STATED PROBLEM
Rewrite the entries that begin with the line containing "schedule-bar <box>478 137 1021 157</box>" and end with the line containing "y-tick-label: MM0 <box>168 154 222 180</box>", renaming each occurrence of "schedule-bar" to "timeline-bar" and leaving everything else unchanged.
══ PROVIDED ENTRIES
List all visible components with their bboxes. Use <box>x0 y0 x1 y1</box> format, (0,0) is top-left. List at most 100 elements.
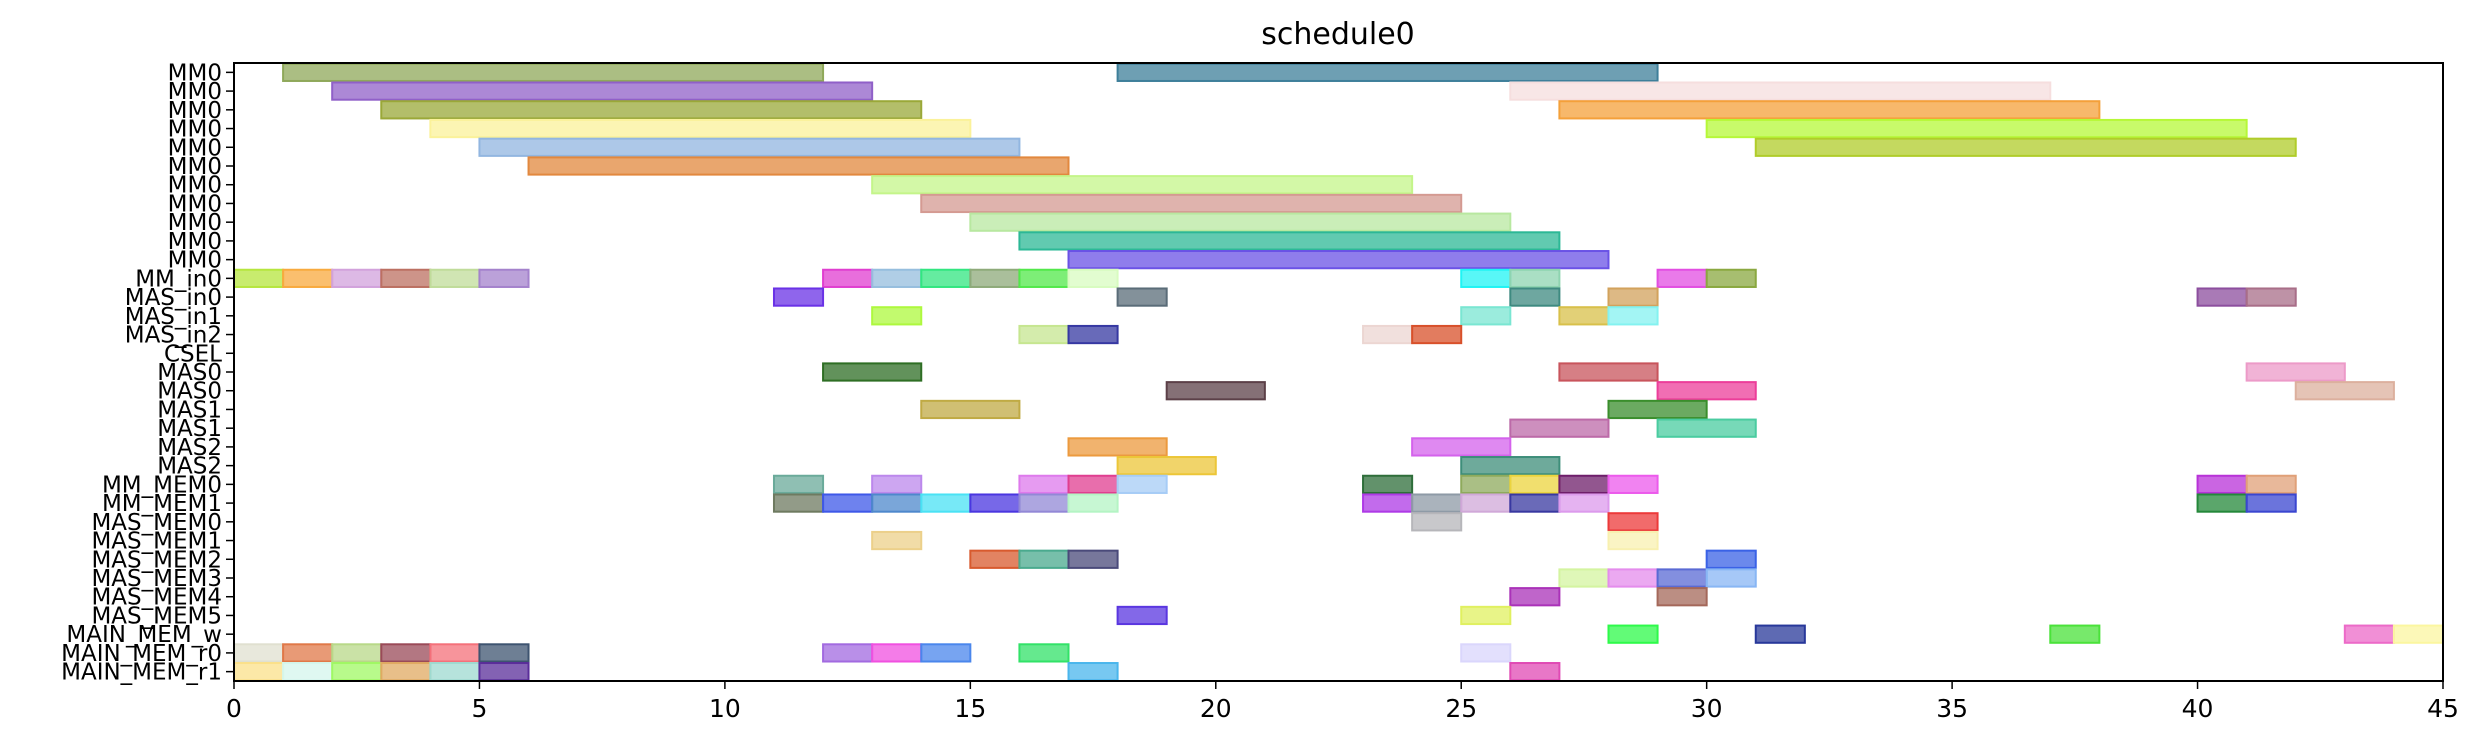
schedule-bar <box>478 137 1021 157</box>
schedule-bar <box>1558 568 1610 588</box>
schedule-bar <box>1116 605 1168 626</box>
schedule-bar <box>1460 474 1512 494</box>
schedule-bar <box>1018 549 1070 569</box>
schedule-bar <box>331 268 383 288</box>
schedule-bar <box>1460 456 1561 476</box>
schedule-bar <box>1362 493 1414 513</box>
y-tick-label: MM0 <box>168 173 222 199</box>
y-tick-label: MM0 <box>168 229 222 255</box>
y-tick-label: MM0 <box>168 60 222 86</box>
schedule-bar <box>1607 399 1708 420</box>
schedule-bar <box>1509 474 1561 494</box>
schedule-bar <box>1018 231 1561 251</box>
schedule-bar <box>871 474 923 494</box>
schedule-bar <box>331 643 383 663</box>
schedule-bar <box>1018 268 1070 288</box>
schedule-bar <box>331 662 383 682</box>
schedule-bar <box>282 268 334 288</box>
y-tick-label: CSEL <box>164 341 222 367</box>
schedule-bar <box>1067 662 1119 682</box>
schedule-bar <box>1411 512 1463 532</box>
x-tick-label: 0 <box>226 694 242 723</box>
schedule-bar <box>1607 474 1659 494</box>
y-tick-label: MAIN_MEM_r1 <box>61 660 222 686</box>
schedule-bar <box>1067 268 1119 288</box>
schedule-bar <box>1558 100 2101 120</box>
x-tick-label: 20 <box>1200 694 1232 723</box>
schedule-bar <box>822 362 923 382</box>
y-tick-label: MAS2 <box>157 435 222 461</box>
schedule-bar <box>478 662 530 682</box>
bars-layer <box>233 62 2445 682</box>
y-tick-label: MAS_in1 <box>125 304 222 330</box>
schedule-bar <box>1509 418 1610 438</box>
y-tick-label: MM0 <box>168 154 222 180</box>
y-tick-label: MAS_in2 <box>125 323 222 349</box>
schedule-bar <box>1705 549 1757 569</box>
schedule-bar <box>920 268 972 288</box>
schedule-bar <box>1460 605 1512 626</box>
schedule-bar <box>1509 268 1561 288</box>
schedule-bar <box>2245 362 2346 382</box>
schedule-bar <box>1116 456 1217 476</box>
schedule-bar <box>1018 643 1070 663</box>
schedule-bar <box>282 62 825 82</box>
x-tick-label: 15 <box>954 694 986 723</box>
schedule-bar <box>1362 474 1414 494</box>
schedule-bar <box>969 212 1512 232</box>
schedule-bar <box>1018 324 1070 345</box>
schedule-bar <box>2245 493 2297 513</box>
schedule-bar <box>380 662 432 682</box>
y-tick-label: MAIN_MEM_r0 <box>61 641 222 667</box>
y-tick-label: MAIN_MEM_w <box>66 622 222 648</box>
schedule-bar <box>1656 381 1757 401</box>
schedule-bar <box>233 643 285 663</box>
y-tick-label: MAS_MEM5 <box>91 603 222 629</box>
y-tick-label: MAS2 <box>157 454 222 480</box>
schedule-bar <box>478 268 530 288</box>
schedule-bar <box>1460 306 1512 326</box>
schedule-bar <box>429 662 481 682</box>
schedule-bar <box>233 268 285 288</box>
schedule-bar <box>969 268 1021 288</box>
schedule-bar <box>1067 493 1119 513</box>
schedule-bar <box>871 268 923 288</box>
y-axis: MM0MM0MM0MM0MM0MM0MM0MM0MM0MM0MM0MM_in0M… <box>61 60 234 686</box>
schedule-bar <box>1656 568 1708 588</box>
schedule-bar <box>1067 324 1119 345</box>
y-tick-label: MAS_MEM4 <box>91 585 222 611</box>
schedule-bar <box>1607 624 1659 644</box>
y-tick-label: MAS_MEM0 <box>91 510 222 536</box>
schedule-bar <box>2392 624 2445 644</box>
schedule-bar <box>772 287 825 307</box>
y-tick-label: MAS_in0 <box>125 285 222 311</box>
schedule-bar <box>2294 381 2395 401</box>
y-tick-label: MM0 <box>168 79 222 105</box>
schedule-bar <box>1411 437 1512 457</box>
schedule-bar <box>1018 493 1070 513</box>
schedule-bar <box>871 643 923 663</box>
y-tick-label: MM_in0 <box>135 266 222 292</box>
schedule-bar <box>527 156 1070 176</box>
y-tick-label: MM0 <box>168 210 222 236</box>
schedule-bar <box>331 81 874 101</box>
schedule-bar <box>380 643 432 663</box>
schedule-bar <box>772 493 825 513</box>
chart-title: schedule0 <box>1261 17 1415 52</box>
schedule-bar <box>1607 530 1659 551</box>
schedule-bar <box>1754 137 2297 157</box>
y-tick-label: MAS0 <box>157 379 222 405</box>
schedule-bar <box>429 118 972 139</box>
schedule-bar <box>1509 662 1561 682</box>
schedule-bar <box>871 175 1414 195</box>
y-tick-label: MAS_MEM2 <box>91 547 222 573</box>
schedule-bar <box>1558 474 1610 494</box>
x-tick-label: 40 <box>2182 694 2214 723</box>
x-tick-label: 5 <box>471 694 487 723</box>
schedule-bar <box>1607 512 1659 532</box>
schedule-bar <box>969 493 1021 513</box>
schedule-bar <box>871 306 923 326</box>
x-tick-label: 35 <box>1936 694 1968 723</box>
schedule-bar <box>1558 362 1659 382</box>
════
ANSWER TO THIS EXERCISE
timeline-bar <box>478 137 1021 157</box>
timeline-bar <box>1558 568 1610 588</box>
timeline-bar <box>1116 605 1168 626</box>
timeline-bar <box>1460 474 1512 494</box>
timeline-bar <box>1018 549 1070 569</box>
timeline-bar <box>331 268 383 288</box>
timeline-bar <box>1460 456 1561 476</box>
timeline-bar <box>1362 493 1414 513</box>
y-tick-label: MM0 <box>168 173 222 199</box>
y-tick-label: MM0 <box>168 229 222 255</box>
y-tick-label: MM0 <box>168 60 222 86</box>
timeline-bar <box>1607 399 1708 420</box>
timeline-bar <box>1509 474 1561 494</box>
timeline-bar <box>1018 231 1561 251</box>
timeline-bar <box>871 474 923 494</box>
timeline-bar <box>331 643 383 663</box>
timeline-bar <box>1018 268 1070 288</box>
timeline-bar <box>331 662 383 682</box>
timeline-bar <box>282 268 334 288</box>
y-tick-label: CSEL <box>164 341 222 367</box>
timeline-bar <box>1067 662 1119 682</box>
timeline-bar <box>1411 512 1463 532</box>
x-tick-label: 0 <box>226 694 242 723</box>
timeline-bar <box>1607 474 1659 494</box>
y-tick-label: MAIN_MEM_r1 <box>61 660 222 686</box>
timeline-bar <box>1067 268 1119 288</box>
timeline-bar <box>1558 100 2101 120</box>
x-tick-label: 20 <box>1200 694 1232 723</box>
timeline-bar <box>822 362 923 382</box>
y-tick-label: MAS2 <box>157 435 222 461</box>
timeline-bar <box>478 662 530 682</box>
bars-layer <box>233 62 2445 682</box>
y-tick-label: MAS_in1 <box>125 304 222 330</box>
timeline-bar <box>1509 418 1610 438</box>
y-tick-label: MM0 <box>168 154 222 180</box>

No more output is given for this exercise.